• [Direction]:
Take each line containing "JSON" and report it exactly as written.
***** Provided data *****
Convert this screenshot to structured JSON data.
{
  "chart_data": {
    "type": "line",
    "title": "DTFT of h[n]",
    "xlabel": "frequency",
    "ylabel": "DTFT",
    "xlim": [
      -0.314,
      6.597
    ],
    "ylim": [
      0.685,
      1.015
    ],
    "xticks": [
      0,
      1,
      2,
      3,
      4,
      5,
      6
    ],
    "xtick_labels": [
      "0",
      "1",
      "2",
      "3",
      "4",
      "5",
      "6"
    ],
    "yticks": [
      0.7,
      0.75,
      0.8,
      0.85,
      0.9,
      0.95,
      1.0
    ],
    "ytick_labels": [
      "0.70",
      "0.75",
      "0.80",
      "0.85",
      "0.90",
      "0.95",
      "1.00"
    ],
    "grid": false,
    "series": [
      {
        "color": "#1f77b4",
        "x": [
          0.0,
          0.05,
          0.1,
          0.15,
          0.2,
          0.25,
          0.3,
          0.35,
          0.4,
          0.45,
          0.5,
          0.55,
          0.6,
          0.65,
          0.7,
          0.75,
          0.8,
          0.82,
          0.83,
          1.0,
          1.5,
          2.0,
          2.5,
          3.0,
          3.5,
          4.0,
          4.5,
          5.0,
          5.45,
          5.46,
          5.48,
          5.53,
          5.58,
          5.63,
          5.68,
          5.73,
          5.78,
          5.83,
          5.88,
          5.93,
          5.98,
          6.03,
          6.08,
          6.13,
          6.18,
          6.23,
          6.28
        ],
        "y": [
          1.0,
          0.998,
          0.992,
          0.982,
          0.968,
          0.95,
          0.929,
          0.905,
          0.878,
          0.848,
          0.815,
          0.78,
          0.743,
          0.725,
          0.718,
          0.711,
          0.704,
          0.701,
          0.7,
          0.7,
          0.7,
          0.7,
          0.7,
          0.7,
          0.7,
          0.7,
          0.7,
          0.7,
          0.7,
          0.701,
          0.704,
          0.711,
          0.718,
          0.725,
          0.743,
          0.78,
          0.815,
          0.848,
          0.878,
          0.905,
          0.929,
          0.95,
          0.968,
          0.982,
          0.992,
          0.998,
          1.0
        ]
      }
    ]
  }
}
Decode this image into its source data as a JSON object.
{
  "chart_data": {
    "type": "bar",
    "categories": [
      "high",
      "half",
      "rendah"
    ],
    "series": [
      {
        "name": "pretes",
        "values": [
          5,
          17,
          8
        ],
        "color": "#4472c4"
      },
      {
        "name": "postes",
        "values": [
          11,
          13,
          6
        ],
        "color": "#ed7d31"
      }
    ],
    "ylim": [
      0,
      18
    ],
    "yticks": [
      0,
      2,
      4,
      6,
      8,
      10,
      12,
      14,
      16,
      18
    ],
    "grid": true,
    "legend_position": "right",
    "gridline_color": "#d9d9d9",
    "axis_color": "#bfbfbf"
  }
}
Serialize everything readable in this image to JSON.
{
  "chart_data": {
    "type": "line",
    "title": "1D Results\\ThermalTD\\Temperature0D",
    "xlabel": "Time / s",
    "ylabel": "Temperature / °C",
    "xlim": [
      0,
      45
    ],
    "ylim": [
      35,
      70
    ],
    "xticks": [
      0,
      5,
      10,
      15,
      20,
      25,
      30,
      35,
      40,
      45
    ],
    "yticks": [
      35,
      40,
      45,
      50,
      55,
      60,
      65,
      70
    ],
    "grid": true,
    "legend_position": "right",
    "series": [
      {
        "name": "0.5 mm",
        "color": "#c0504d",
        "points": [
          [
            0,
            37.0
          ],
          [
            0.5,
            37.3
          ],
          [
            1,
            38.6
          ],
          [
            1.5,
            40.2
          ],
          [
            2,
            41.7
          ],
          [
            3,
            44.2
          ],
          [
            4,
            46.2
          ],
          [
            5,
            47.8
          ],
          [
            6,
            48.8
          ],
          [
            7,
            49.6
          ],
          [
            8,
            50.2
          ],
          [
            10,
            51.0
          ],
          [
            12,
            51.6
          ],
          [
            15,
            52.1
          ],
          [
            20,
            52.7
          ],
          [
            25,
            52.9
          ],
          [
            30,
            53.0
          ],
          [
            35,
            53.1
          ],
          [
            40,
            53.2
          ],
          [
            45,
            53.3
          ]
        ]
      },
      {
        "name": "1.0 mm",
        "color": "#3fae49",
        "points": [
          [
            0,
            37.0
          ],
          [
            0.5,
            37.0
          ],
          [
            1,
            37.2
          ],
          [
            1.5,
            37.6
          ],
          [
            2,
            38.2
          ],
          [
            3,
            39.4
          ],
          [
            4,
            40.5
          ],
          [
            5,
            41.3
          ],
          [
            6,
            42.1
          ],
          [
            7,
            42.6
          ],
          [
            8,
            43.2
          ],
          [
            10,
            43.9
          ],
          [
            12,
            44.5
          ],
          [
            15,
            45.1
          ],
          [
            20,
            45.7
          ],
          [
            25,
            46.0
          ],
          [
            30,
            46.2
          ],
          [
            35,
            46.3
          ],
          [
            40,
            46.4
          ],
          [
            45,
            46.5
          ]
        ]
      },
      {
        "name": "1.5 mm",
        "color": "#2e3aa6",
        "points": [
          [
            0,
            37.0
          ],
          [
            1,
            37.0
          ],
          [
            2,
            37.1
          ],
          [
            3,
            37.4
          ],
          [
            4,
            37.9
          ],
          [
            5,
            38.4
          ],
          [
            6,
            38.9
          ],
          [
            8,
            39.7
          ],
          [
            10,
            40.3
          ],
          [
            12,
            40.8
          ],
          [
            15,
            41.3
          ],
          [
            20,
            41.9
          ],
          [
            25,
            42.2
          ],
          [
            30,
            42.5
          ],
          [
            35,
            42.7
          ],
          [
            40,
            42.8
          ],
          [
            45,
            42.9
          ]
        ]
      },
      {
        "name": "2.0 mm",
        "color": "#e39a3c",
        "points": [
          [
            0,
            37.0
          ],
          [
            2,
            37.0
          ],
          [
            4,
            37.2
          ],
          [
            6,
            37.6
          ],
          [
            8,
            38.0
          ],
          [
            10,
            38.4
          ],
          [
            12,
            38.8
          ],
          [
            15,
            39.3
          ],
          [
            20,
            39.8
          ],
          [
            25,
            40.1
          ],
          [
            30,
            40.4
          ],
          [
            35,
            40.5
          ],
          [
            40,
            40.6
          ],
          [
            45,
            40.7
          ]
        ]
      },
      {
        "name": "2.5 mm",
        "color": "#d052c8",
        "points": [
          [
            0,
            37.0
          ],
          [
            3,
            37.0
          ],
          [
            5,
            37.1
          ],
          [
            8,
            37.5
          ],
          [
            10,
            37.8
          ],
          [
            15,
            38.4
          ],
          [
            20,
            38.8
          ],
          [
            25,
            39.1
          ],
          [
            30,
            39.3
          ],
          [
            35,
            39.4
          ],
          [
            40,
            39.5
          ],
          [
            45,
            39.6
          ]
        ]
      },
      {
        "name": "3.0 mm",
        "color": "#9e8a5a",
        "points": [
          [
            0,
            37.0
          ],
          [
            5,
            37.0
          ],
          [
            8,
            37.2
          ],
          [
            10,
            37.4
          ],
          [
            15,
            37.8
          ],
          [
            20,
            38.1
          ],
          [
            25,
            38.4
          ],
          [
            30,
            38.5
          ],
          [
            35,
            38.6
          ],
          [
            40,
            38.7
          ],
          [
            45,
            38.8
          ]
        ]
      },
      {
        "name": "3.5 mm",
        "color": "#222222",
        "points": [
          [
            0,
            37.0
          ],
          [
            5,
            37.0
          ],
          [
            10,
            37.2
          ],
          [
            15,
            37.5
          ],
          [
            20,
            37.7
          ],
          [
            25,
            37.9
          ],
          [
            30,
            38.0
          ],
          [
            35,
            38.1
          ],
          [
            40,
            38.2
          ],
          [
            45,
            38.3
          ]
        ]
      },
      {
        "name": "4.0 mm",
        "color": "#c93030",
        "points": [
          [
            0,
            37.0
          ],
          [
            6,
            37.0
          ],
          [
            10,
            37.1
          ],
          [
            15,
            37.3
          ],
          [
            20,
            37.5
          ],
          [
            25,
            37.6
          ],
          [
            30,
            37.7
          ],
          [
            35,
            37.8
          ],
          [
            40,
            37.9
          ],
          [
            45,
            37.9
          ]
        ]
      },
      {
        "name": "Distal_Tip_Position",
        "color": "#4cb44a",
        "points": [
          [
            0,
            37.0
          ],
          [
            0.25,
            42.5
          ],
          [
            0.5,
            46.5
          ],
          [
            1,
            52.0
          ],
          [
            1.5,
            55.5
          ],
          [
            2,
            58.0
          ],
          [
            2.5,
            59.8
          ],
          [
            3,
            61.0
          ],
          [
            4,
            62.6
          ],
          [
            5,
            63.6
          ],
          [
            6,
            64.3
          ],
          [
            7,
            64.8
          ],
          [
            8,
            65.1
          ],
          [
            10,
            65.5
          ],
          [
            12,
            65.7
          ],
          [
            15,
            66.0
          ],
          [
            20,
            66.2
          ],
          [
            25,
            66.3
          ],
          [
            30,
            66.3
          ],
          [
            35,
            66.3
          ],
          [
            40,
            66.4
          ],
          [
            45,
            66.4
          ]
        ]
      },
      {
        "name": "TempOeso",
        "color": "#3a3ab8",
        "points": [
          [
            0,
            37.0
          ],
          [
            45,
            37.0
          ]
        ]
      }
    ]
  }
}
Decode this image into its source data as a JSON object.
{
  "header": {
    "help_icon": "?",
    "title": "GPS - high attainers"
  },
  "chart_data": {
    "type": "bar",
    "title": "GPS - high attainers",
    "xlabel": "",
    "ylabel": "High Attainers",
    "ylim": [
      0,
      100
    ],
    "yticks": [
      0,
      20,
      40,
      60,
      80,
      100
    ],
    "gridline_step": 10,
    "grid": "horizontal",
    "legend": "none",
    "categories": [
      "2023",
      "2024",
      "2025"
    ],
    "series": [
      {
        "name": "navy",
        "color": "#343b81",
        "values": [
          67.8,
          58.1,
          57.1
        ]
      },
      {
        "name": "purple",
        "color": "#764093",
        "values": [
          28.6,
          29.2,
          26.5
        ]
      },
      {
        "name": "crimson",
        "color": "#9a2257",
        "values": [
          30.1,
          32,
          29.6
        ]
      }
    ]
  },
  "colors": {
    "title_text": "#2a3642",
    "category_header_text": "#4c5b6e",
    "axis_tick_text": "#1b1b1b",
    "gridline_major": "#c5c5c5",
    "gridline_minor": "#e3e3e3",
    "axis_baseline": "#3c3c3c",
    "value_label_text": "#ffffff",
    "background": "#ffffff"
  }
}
*****
• [Response for this exercise]:
Convert this screenshot to structured JSON data.
Decode this image into its source data as a JSON object.
Serialize everything readable in this image to JSON.
Decode this image into its source data as a JSON object.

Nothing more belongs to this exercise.